## PROBLEM TO WORK ON
Convert every line of the records below into a JSON list of strings, one string per line. Skip any blank lines.

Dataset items
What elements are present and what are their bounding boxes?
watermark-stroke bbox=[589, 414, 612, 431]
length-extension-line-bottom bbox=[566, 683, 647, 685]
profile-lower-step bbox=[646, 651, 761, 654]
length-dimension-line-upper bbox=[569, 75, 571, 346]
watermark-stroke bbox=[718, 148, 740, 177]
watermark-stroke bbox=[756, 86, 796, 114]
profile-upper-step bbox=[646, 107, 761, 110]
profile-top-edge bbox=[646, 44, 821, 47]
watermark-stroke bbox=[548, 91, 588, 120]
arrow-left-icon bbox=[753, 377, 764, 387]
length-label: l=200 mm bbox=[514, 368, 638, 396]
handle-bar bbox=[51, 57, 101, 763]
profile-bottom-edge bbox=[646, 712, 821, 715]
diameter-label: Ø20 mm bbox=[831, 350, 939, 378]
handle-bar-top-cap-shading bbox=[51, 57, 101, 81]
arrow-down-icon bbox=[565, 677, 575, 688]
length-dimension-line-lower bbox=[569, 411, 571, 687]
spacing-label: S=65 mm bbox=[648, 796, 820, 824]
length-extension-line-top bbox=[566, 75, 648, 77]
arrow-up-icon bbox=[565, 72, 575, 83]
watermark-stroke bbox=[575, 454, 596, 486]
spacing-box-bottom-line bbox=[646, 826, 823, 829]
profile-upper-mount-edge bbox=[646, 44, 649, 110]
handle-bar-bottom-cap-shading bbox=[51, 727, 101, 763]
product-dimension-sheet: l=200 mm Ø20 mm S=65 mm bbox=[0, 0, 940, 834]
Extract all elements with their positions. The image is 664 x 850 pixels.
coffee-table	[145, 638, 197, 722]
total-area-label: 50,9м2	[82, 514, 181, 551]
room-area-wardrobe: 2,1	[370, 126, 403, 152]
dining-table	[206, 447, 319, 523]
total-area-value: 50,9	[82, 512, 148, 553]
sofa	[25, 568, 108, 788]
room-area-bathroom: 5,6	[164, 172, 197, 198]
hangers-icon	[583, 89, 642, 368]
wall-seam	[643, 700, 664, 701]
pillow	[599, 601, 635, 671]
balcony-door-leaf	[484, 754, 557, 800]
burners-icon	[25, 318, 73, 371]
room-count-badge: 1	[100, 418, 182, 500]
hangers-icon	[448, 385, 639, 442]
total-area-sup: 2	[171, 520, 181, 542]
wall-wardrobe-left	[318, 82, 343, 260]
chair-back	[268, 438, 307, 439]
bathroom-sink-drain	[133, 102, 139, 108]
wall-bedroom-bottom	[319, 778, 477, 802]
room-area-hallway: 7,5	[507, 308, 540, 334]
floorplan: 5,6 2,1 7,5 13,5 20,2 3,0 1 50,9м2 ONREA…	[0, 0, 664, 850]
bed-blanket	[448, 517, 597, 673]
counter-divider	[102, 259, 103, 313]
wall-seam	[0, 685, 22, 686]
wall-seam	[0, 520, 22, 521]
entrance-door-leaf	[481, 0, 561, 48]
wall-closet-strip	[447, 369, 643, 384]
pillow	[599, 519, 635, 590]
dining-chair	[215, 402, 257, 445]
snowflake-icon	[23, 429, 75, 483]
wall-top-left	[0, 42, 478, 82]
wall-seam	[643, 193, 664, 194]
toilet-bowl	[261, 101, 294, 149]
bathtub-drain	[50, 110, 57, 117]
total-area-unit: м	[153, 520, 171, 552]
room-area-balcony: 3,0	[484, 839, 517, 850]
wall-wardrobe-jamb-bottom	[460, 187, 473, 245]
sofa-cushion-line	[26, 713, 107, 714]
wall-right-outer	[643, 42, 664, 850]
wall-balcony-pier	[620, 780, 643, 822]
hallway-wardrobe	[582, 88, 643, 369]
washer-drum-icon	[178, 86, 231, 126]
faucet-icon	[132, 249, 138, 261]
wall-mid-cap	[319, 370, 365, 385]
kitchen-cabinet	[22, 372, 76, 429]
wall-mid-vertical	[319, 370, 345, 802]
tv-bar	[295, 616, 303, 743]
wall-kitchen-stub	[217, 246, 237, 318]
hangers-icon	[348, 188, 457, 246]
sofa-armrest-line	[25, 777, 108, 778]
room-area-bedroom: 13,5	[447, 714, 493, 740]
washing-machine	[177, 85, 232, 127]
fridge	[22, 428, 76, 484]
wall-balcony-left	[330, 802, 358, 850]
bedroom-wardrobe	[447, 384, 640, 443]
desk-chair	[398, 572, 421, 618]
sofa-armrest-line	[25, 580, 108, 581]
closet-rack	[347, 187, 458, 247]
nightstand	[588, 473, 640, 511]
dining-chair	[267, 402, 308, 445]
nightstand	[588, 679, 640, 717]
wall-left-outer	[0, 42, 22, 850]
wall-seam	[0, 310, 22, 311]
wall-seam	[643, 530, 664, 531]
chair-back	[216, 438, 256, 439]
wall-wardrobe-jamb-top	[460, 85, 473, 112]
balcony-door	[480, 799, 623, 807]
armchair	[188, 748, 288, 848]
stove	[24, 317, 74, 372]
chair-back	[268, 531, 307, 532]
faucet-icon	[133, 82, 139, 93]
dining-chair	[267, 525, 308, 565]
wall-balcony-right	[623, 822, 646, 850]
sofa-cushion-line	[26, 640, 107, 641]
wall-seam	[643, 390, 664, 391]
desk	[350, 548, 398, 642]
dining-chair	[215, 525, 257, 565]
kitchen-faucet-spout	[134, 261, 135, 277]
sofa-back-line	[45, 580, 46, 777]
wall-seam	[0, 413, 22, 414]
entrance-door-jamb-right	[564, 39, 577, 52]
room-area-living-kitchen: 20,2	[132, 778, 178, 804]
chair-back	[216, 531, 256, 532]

## WRITTEN SOLUTION
[
  "What elements are present and what are their bounding boxes?",
  "watermark-stroke bbox=[589, 414, 612, 431]",
  "length-extension-line-bottom bbox=[566, 683, 647, 685]",
  "profile-lower-step bbox=[646, 651, 761, 654]",
  "length-dimension-line-upper bbox=[569, 75, 571, 346]",
  "watermark-stroke bbox=[718, 148, 740, 177]",
  "watermark-stroke bbox=[756, 86, 796, 114]",
  "profile-upper-step bbox=[646, 107, 761, 110]",
  "profile-top-edge bbox=[646, 44, 821, 47]",
  "watermark-stroke bbox=[548, 91, 588, 120]",
  "arrow-left-icon bbox=[753, 377, 764, 387]",
  "length-label: l=200 mm bbox=[514, 368, 638, 396]",
  "handle-bar bbox=[51, 57, 101, 763]",
  "profile-bottom-edge bbox=[646, 712, 821, 715]",
  "diameter-label: Ø20 mm bbox=[831, 350, 939, 378]",
  "handle-bar-top-cap-shading bbox=[51, 57, 101, 81]",
  "arrow-down-icon bbox=[565, 677, 575, 688]",
  "length-dimension-line-lower bbox=[569, 411, 571, 687]",
  "spacing-label: S=65 mm bbox=[648, 796, 820, 824]",
  "length-extension-line-top bbox=[566, 75, 648, 77]",
  "arrow-up-icon bbox=[565, 72, 575, 83]",
  "watermark-stroke bbox=[575, 454, 596, 486]",
  "spacing-box-bottom-line bbox=[646, 826, 823, 829]",
  "profile-upper-mount-edge bbox=[646, 44, 649, 110]",
  "handle-bar-bottom-cap-shading bbox=[51, 727, 101, 763]",
  "product-dimension-sheet: l=200 mm Ø20 mm S=65 mm bbox=[0, 0, 940, 834]",
  "Extract all elements with their positions. The image is 664 x 850 pixels.",
  "coffee-table\t[145, 638, 197, 722]",
  "total-area-label: 50,9м2\t[82, 514, 181, 551]",
  "room-area-wardrobe: 2,1\t[370, 126, 403, 152]",
  "dining-table\t[206, 447, 319, 523]",
  "total-area-value: 50,9\t[82, 512, 148, 553]",
  "sofa\t[25, 568, 108, 788]",
  "room-area-bathroom: 5,6\t[164, 172, 197, 198]",
  "hangers-icon\t[583, 89, 642, 368]",
  "wall-seam\t[643, 700, 664, 701]",
  "pillow\t[599, 601, 635, 671]",
  "balcony-door-leaf\t[484, 754, 557, 800]",
  "burners-icon\t[25, 318, 73, 371]",
  "room-count-badge: 1\t[100, 418, 182, 500]",
  "hangers-icon\t[448, 385, 639, 442]",
  "total-area-sup: 2\t[171, 520, 181, 542]",
  "wall-wardrobe-left\t[318, 82, 343, 260]",
  "chair-back\t[268, 438, 307, 439]",
  "bathroom-sink-drain\t[133, 102, 139, 108]",
  "wall-bedroom-bottom\t[319, 778, 477, 802]",
  "room-area-hallway: 7,5\t[507, 308, 540, 334]",
  "floorplan: 5,6 2,1 7,5 13,5 20,2 3,0 1 50,9м2 ONREA…\t[0, 0, 664, 850]",
  "bed-blanket\t[448, 517, 597, 673]",
  "counter-divider\t[102, 259, 103, 313]",
  "wall-seam\t[0, 685, 22, 686]",
  "wall-seam\t[0, 520, 22, 521]",
  "entrance-door-leaf\t[481, 0, 561, 48]",
  "wall-closet-strip\t[447, 369, 643, 384]",
  "pillow\t[599, 519, 635, 590]",
  "dining-chair\t[215, 402, 257, 445]",
  "snowflake-icon\t[23, 429, 75, 483]",
  "wall-top-left\t[0, 42, 478, 82]",
  "wall-seam\t[643, 193, 664, 194]",
  "toilet-bowl\t[261, 101, 294, 149]",
  "bathtub-drain\t[50, 110, 57, 117]",
  "total-area-unit: м\t[153, 520, 171, 552]",
  "room-area-balcony: 3,0\t[484, 839, 517, 850]",
  "wall-wardrobe-jamb-bottom\t[460, 187, 473, 245]",
  "sofa-cushion-line\t[26, 713, 107, 714]",
  "wall-right-outer\t[643, 42, 664, 850]",
  "wall-balcony-pier\t[620, 780, 643, 822]",
  "hallway-wardrobe\t[582, 88, 643, 369]",
  "washer-drum-icon\t[178, 86, 231, 126]",
  "faucet-icon\t[132, 249, 138, 261]",
  "wall-mid-cap\t[319, 370, 365, 385]",
  "kitchen-cabinet\t[22, 372, 76, 429]",
  "wall-mid-vertical\t[319, 370, 345, 802]",
  "tv-bar\t[295, 616, 303, 743]",
  "wall-kitchen-stub\t[217, 246, 237, 318]",
  "hangers-icon\t[348, 188, 457, 246]",
  "sofa-armrest-line\t[25, 777, 108, 778]",
  "room-area-bedroom: 13,5\t[447, 714, 493, 740]",
  "washing-machine\t[177, 85, 232, 127]",
  "fridge\t[22, 428, 76, 484]",
  "wall-balcony-left\t[330, 802, 358, 850]",
  "bedroom-wardrobe\t[447, 384, 640, 443]",
  "desk-chair\t[398, 572, 421, 618]",
  "sofa-armrest-line\t[25, 580, 108, 581]",
  "closet-rack\t[347, 187, 458, 247]",
  "nightstand\t[588, 473, 640, 511]",
  "dining-chair\t[267, 402, 308, 445]",
  "nightstand\t[588, 679, 640, 717]",
  "wall-left-outer\t[0, 42, 22, 850]",
  "wall-seam\t[0, 310, 22, 311]",
  "wall-seam\t[643, 530, 664, 531]",
  "chair-back\t[216, 438, 256, 439]",
  "wall-wardrobe-jamb-top\t[460, 85, 473, 112]",
  "balcony-door\t[480, 799, 623, 807]",
  "armchair\t[188, 748, 288, 848]",
  "stove\t[24, 317, 74, 372]",
  "chair-back\t[268, 531, 307, 532]",
  "faucet-icon\t[133, 82, 139, 93]",
  "dining-chair\t[267, 525, 308, 565]",
  "wall-balcony-right\t[623, 822, 646, 850]",
  "sofa-cushion-line\t[26, 640, 107, 641]",
  "wall-seam\t[643, 390, 664, 391]",
  "desk\t[350, 548, 398, 642]",
  "dining-chair\t[215, 525, 257, 565]",
  "kitchen-faucet-spout\t[134, 261, 135, 277]",
  "sofa-back-line\t[45, 580, 46, 777]",
  "wall-seam\t[0, 413, 22, 414]",
  "entrance-door-jamb-right\t[564, 39, 577, 52]",
  "room-area-living-kitchen: 20,2\t[132, 778, 178, 804]",
  "chair-back\t[216, 531, 256, 532]"
]